[Dataset items]
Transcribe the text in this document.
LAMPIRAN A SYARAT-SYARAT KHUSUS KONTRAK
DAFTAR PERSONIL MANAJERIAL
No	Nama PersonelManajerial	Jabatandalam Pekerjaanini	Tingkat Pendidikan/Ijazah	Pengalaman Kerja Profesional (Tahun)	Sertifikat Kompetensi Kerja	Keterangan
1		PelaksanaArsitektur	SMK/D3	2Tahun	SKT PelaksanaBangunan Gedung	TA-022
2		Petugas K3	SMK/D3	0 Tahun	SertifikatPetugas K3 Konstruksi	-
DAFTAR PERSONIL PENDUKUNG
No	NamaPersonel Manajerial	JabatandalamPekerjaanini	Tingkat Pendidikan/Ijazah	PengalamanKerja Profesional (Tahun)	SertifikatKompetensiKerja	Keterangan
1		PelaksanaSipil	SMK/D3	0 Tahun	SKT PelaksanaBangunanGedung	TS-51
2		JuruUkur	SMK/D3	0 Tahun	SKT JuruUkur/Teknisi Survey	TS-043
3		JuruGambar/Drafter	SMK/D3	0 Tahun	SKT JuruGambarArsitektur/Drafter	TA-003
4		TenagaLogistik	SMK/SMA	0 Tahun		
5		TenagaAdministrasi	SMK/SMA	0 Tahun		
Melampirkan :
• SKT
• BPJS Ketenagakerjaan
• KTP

**Task statement:** Copy every line in the records above that contains the word "Ijazah".

**Response:**
No	Nama PersonelManajerial	Jabatandalam Pekerjaanini	Tingkat Pendidikan/Ijazah	Pengalaman Kerja Profesional (Tahun)	Sertifikat Kompetensi Kerja	Keterangan
No	NamaPersonel Manajerial	JabatandalamPekerjaanini	Tingkat Pendidikan/Ijazah	PengalamanKerja Profesional (Tahun)	SertifikatKompetensiKerja	Keterangan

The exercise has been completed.